Objective → List each line in the data below that contains the string "rollers". Treat uppercase and lowercase letters as different.

Dataset excerpts →
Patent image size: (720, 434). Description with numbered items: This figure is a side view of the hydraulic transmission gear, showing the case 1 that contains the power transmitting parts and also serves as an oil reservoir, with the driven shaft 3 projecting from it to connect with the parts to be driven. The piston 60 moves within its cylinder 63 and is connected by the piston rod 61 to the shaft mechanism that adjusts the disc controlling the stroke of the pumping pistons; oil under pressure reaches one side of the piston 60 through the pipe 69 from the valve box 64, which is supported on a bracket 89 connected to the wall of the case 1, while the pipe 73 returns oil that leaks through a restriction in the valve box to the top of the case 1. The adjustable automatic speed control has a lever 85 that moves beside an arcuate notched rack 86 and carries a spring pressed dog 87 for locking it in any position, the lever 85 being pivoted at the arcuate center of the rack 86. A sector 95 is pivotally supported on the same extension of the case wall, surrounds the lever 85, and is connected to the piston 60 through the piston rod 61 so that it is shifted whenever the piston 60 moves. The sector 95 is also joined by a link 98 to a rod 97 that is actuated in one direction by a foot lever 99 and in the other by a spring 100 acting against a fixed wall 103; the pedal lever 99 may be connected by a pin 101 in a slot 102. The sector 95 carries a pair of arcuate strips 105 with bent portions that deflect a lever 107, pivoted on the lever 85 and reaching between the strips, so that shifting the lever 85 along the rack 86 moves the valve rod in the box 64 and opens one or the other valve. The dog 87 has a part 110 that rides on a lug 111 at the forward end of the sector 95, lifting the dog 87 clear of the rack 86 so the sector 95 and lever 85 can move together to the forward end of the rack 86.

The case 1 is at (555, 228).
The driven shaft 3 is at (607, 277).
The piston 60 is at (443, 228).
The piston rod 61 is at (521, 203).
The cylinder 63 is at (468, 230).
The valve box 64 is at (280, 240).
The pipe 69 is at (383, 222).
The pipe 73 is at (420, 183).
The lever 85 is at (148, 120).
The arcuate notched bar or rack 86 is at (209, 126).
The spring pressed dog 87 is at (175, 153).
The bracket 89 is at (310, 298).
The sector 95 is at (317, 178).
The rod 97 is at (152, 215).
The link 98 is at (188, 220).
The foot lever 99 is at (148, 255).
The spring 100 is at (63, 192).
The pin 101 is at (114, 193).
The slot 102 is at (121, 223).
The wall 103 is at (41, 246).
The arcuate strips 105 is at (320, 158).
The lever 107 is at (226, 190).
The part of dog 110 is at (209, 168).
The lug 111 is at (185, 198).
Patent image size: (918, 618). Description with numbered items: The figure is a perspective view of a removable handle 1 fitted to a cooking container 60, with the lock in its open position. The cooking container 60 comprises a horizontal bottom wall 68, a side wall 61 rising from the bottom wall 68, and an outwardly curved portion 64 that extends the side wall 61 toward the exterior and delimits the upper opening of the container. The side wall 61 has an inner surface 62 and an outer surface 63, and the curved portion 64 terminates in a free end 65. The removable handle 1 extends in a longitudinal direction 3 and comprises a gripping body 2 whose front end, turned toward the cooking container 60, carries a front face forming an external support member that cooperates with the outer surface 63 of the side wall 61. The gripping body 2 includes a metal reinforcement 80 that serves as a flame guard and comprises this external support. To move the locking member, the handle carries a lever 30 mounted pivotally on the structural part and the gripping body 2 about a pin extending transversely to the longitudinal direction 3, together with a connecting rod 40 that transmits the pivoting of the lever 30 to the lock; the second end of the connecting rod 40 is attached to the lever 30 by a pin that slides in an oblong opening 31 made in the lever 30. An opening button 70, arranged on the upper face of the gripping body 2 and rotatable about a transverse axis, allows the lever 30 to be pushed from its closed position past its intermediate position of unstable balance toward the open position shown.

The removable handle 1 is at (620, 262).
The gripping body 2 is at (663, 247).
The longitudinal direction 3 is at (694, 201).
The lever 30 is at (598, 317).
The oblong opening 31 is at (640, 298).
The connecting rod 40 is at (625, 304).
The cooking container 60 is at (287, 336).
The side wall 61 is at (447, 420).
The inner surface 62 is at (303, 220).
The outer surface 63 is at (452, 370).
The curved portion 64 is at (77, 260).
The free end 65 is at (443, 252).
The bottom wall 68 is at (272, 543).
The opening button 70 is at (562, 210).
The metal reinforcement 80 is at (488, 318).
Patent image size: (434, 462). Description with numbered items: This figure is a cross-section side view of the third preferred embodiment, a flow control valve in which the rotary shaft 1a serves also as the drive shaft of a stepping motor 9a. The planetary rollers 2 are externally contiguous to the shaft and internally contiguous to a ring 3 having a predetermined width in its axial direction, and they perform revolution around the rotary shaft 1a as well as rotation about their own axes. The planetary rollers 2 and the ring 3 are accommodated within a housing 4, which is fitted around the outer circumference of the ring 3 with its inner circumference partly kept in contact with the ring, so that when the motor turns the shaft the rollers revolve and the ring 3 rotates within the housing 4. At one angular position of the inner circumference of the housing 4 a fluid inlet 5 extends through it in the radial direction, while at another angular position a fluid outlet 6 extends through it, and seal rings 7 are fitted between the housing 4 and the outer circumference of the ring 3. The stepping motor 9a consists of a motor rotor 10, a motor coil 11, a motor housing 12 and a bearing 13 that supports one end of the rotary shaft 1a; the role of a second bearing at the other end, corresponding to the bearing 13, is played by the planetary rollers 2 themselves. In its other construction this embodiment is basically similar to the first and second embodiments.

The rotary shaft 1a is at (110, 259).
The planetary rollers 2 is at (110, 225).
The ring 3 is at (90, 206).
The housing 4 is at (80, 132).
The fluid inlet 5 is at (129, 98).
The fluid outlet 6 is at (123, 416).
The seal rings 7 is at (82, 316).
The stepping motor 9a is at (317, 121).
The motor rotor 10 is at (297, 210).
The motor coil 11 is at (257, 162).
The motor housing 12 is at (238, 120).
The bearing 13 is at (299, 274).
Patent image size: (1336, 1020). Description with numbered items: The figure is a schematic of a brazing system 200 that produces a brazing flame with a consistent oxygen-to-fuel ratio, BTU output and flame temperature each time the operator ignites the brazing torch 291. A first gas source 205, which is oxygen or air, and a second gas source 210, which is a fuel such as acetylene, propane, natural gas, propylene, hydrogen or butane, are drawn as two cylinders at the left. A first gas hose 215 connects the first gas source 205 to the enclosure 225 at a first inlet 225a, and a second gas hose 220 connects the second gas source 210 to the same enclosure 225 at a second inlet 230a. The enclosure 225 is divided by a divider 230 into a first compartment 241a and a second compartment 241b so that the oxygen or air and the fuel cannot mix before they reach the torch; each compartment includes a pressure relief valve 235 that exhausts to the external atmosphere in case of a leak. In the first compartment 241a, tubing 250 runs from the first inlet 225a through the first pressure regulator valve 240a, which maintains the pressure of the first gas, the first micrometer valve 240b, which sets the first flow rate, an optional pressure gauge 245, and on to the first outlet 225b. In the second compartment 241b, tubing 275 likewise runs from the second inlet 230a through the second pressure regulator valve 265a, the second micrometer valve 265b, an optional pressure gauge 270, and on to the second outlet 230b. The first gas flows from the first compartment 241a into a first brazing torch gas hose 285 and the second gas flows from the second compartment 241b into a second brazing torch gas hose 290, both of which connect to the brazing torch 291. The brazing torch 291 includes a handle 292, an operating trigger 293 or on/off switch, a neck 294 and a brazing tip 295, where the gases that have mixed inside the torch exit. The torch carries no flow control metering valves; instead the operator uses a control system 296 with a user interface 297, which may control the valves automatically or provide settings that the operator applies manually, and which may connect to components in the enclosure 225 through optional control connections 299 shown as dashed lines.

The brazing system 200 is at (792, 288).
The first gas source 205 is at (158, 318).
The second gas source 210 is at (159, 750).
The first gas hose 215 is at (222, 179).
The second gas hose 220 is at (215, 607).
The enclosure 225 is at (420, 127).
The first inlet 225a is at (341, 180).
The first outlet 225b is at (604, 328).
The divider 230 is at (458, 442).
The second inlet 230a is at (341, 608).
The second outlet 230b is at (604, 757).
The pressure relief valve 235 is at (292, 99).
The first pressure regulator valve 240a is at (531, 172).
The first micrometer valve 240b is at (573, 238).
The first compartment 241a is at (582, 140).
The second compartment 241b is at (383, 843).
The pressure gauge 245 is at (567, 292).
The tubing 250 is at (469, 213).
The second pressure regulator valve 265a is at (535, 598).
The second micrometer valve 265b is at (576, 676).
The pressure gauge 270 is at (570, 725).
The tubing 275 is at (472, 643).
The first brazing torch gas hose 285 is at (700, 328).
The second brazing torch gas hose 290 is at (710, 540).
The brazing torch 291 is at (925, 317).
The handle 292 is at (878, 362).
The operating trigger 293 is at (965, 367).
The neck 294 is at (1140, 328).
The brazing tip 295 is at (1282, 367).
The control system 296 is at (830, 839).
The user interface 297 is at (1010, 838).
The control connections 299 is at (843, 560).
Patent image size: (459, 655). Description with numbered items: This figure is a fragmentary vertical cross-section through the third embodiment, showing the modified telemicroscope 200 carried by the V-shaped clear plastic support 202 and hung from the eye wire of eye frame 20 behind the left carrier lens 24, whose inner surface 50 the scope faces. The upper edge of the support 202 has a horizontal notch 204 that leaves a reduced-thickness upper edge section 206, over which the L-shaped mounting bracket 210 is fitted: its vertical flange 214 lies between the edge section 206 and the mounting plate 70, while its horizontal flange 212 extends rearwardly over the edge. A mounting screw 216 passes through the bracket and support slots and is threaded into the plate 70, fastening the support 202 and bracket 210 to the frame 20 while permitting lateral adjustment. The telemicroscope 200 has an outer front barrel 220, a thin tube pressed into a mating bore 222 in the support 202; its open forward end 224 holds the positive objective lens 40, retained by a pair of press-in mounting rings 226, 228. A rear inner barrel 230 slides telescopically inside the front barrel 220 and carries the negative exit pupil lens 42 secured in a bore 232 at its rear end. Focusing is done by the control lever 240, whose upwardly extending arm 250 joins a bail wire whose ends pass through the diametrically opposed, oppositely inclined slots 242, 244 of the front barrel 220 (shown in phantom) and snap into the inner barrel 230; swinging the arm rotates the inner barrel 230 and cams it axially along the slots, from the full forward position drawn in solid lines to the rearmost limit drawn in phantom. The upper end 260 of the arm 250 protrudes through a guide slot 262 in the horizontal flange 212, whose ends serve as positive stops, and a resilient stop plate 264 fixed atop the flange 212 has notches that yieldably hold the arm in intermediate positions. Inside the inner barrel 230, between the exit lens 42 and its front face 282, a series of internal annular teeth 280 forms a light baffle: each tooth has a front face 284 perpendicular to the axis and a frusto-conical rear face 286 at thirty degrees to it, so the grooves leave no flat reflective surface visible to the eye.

Task result →
Patent image size: (434, 462). Description with numbered items: This figure is a cross-section side view of the third preferred embodiment, a flow control valve in which the rotary shaft 1a serves also as the drive shaft of a stepping motor 9a. The planetary rollers 2 are externally contiguous to the shaft and internally contiguous to a ring 3 having a predetermined width in its axial direction, and they perform revolution around the rotary shaft 1a as well as rotation about their own axes. The planetary rollers 2 and the ring 3 are accommodated within a housing 4, which is fitted around the outer circumference of the ring 3 with its inner circumference partly kept in contact with the ring, so that when the motor turns the shaft the rollers revolve and the ring 3 rotates within the housing 4. At one angular position of the inner circumference of the housing 4 a fluid inlet 5 extends through it in the radial direction, while at another angular position a fluid outlet 6 extends through it, and seal rings 7 are fitted between the housing 4 and the outer circumference of the ring 3. The stepping motor 9a consists of a motor rotor 10, a motor coil 11, a motor housing 12 and a bearing 13 that supports one end of the rotary shaft 1a; the role of a second bearing at the other end, corresponding to the bearing 13, is played by the planetary rollers 2 themselves. In its other construction this embodiment is basically similar to the first and second embodiments.
The planetary rollers 2 is at (110, 225).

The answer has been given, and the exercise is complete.